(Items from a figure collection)

* START *

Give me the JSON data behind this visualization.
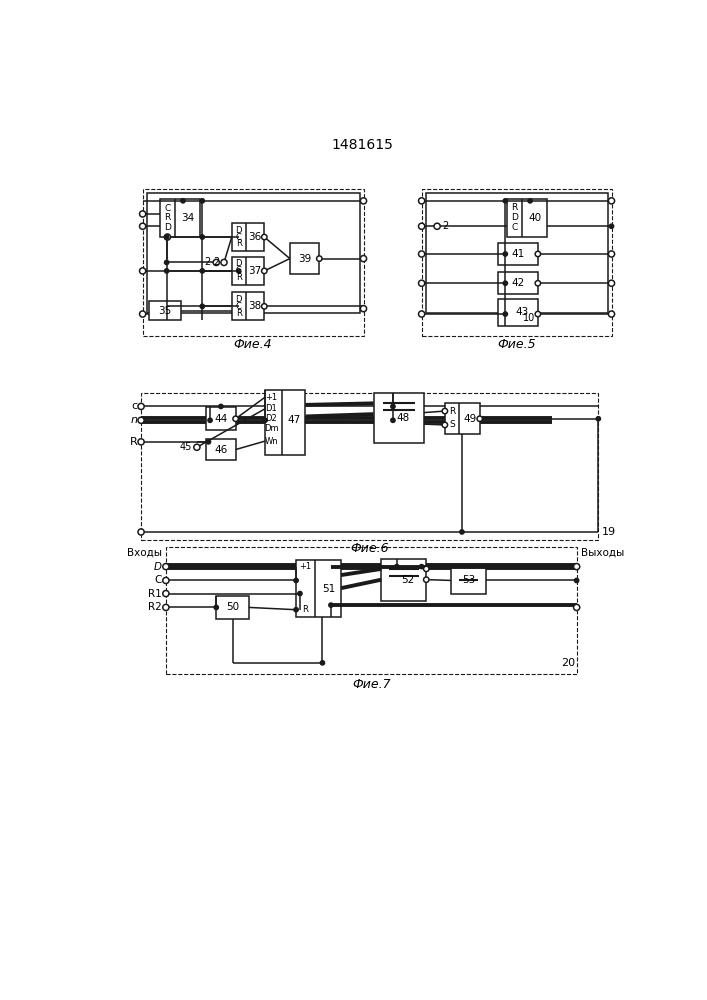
{
  "title": "1481615",
  "fig4_caption": "Фие.4",
  "fig5_caption": "Фие.5",
  "fig6_caption": "Фие.6",
  "fig7_caption": "Фие.7",
  "bg_color": "#ffffff",
  "lc": "#1a1a1a"
}
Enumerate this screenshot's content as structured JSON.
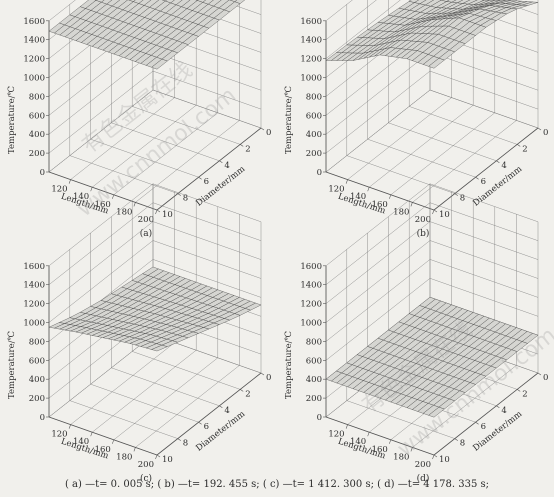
{
  "chart_data": [
    {
      "type": "surface",
      "panel_label": "(a)",
      "xlabel": "Length/mm",
      "ylabel": "Diameter/mm",
      "zlabel": "Temperature/℃",
      "x_ticks": [
        "120",
        "140",
        "160",
        "180",
        "200"
      ],
      "y_ticks": [
        "0",
        "2",
        "4",
        "6",
        "8",
        "10"
      ],
      "z_ticks": [
        "0",
        "200",
        "400",
        "600",
        "800",
        "1000",
        "1200",
        "1400",
        "1600"
      ],
      "xlim": [
        100,
        200
      ],
      "ylim": [
        0,
        10
      ],
      "zlim": [
        0,
        1600
      ],
      "surface": {
        "length": [
          100,
          200
        ],
        "diameter": [
          0,
          10
        ],
        "temperature": [
          [
            1490,
            1490
          ],
          [
            1490,
            1490
          ]
        ]
      }
    },
    {
      "type": "surface",
      "panel_label": "(b)",
      "xlabel": "Length/mm",
      "ylabel": "Diameter/mm",
      "zlabel": "Temperature/℃",
      "x_ticks": [
        "120",
        "140",
        "160",
        "180",
        "200"
      ],
      "y_ticks": [
        "0",
        "2",
        "4",
        "6",
        "8",
        "10"
      ],
      "z_ticks": [
        "0",
        "200",
        "400",
        "600",
        "800",
        "1000",
        "1200",
        "1400",
        "1600"
      ],
      "xlim": [
        100,
        200
      ],
      "ylim": [
        0,
        10
      ],
      "zlim": [
        0,
        1600
      ],
      "surface": {
        "length": [
          100,
          125,
          150,
          175,
          200
        ],
        "diameter": [
          0,
          2.5,
          5,
          7.5,
          10
        ],
        "temperature": [
          [
            1080,
            1100,
            1150,
            1250,
            1330
          ],
          [
            1120,
            1160,
            1250,
            1400,
            1460
          ],
          [
            1150,
            1220,
            1380,
            1500,
            1500
          ],
          [
            1170,
            1260,
            1420,
            1500,
            1500
          ],
          [
            1180,
            1280,
            1440,
            1500,
            1500
          ]
        ]
      }
    },
    {
      "type": "surface",
      "panel_label": "(c)",
      "xlabel": "Length/mm",
      "ylabel": "Diameter/mm",
      "zlabel": "Temperature/℃",
      "x_ticks": [
        "120",
        "140",
        "160",
        "180",
        "200"
      ],
      "y_ticks": [
        "0",
        "2",
        "4",
        "6",
        "8",
        "10"
      ],
      "z_ticks": [
        "0",
        "200",
        "400",
        "600",
        "800",
        "1000",
        "1200",
        "1400",
        "1600"
      ],
      "xlim": [
        100,
        200
      ],
      "ylim": [
        0,
        10
      ],
      "zlim": [
        0,
        1600
      ],
      "surface": {
        "length": [
          100,
          125,
          150,
          175,
          200
        ],
        "diameter": [
          0,
          2.5,
          5,
          7.5,
          10
        ],
        "temperature": [
          [
            720,
            720,
            720,
            720,
            720
          ],
          [
            760,
            770,
            780,
            790,
            800
          ],
          [
            800,
            830,
            860,
            880,
            900
          ],
          [
            860,
            900,
            940,
            980,
            1000
          ],
          [
            950,
            1000,
            1040,
            1080,
            1100
          ]
        ]
      }
    },
    {
      "type": "surface",
      "panel_label": "(d)",
      "xlabel": "Length/mm",
      "ylabel": "Diameter/mm",
      "zlabel": "Temperature/℃",
      "x_ticks": [
        "120",
        "140",
        "160",
        "180",
        "200"
      ],
      "y_ticks": [
        "0",
        "2",
        "4",
        "6",
        "8",
        "10"
      ],
      "z_ticks": [
        "0",
        "200",
        "400",
        "600",
        "800",
        "1000",
        "1200",
        "1400",
        "1600"
      ],
      "xlim": [
        100,
        200
      ],
      "ylim": [
        0,
        10
      ],
      "zlim": [
        0,
        1600
      ],
      "surface": {
        "length": [
          100,
          200
        ],
        "diameter": [
          0,
          10
        ],
        "temperature": [
          [
            400,
            400
          ],
          [
            400,
            400
          ]
        ]
      }
    }
  ],
  "caption": "( a) —t= 0. 005 s;  ( b) —t= 192. 455 s;  ( c) —t= 1 412. 300 s;  ( d) —t= 4 178. 335 s;",
  "watermarks": [
    "有色金属在线",
    "www.cnnmol.com",
    "有色金属在线",
    "www.cnnmol.com"
  ],
  "colors": {
    "background": "#f1f0ec",
    "axis": "#555555",
    "mesh": "#3a3a3a",
    "surface_fill": "#d6d6d2"
  }
}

* END *

● **YOUR GOAL**
Omit the images and transcribe all of the records above word for word.

● **RESPONSE FOR THIS EXERCISE**
Give me the JSON data behind this visualization.
{
  "title": "1481615",
  "fig4_caption": "Фие.4",
  "fig5_caption": "Фие.5",
  "fig6_caption": "Фие.6",
  "fig7_caption": "Фие.7",
  "bg_color": "#ffffff",
  "lc": "#1a1a1a"
}
Enumerate this screenshot's content as structured JSON.
{
  "chart_data": [
    {
      "type": "surface",
      "panel_label": "(a)",
      "xlabel": "Length/mm",
      "ylabel": "Diameter/mm",
      "zlabel": "Temperature/℃",
      "x_ticks": [
        "120",
        "140",
        "160",
        "180",
        "200"
      ],
      "y_ticks": [
        "0",
        "2",
        "4",
        "6",
        "8",
        "10"
      ],
      "z_ticks": [
        "0",
        "200",
        "400",
        "600",
        "800",
        "1000",
        "1200",
        "1400",
        "1600"
      ],
      "xlim": [
        100,
        200
      ],
      "ylim": [
        0,
        10
      ],
      "zlim": [
        0,
        1600
      ],
      "surface": {
        "length": [
          100,
          200
        ],
        "diameter": [
          0,
          10
        ],
        "temperature": [
          [
            1490,
            1490
          ],
          [
            1490,
            1490
          ]
        ]
      }
    },
    {
      "type": "surface",
      "panel_label": "(b)",
      "xlabel": "Length/mm",
      "ylabel": "Diameter/mm",
      "zlabel": "Temperature/℃",
      "x_ticks": [
        "120",
        "140",
        "160",
        "180",
        "200"
      ],
      "y_ticks": [
        "0",
        "2",
        "4",
        "6",
        "8",
        "10"
      ],
      "z_ticks": [
        "0",
        "200",
        "400",
        "600",
        "800",
        "1000",
        "1200",
        "1400",
        "1600"
      ],
      "xlim": [
        100,
        200
      ],
      "ylim": [
        0,
        10
      ],
      "zlim": [
        0,
        1600
      ],
      "surface": {
        "length": [
          100,
          125,
          150,
          175,
          200
        ],
        "diameter": [
          0,
          2.5,
          5,
          7.5,
          10
        ],
        "temperature": [
          [
            1080,
            1100,
            1150,
            1250,
            1330
          ],
          [
            1120,
            1160,
            1250,
            1400,
            1460
          ],
          [
            1150,
            1220,
            1380,
            1500,
            1500
          ],
          [
            1170,
            1260,
            1420,
            1500,
            1500
          ],
          [
            1180,
            1280,
            1440,
            1500,
            1500
          ]
        ]
      }
    },
    {
      "type": "surface",
      "panel_label": "(c)",
      "xlabel": "Length/mm",
      "ylabel": "Diameter/mm",
      "zlabel": "Temperature/℃",
      "x_ticks": [
        "120",
        "140",
        "160",
        "180",
        "200"
      ],
      "y_ticks": [
        "0",
        "2",
        "4",
        "6",
        "8",
        "10"
      ],
      "z_ticks": [
        "0",
        "200",
        "400",
        "600",
        "800",
        "1000",
        "1200",
        "1400",
        "1600"
      ],
      "xlim": [
        100,
        200
      ],
      "ylim": [
        0,
        10
      ],
      "zlim": [
        0,
        1600
      ],
      "surface": {
        "length": [
          100,
          125,
          150,
          175,
          200
        ],
        "diameter": [
          0,
          2.5,
          5,
          7.5,
          10
        ],
        "temperature": [
          [
            720,
            720,
            720,
            720,
            720
          ],
          [
            760,
            770,
            780,
            790,
            800
          ],
          [
            800,
            830,
            860,
            880,
            900
          ],
          [
            860,
            900,
            940,
            980,
            1000
          ],
          [
            950,
            1000,
            1040,
            1080,
            1100
          ]
        ]
      }
    },
    {
      "type": "surface",
      "panel_label": "(d)",
      "xlabel": "Length/mm",
      "ylabel": "Diameter/mm",
      "zlabel": "Temperature/℃",
      "x_ticks": [
        "120",
        "140",
        "160",
        "180",
        "200"
      ],
      "y_ticks": [
        "0",
        "2",
        "4",
        "6",
        "8",
        "10"
      ],
      "z_ticks": [
        "0",
        "200",
        "400",
        "600",
        "800",
        "1000",
        "1200",
        "1400",
        "1600"
      ],
      "xlim": [
        100,
        200
      ],
      "ylim": [
        0,
        10
      ],
      "zlim": [
        0,
        1600
      ],
      "surface": {
        "length": [
          100,
          200
        ],
        "diameter": [
          0,
          10
        ],
        "temperature": [
          [
            400,
            400
          ],
          [
            400,
            400
          ]
        ]
      }
    }
  ],
  "caption": "( a) —t= 0. 005 s;  ( b) —t= 192. 455 s;  ( c) —t= 1 412. 300 s;  ( d) —t= 4 178. 335 s;",
  "watermarks": [
    "有色金属在线",
    "www.cnnmol.com",
    "有色金属在线",
    "www.cnnmol.com"
  ],
  "colors": {
    "background": "#f1f0ec",
    "axis": "#555555",
    "mesh": "#3a3a3a",
    "surface_fill": "#d6d6d2"
  }
}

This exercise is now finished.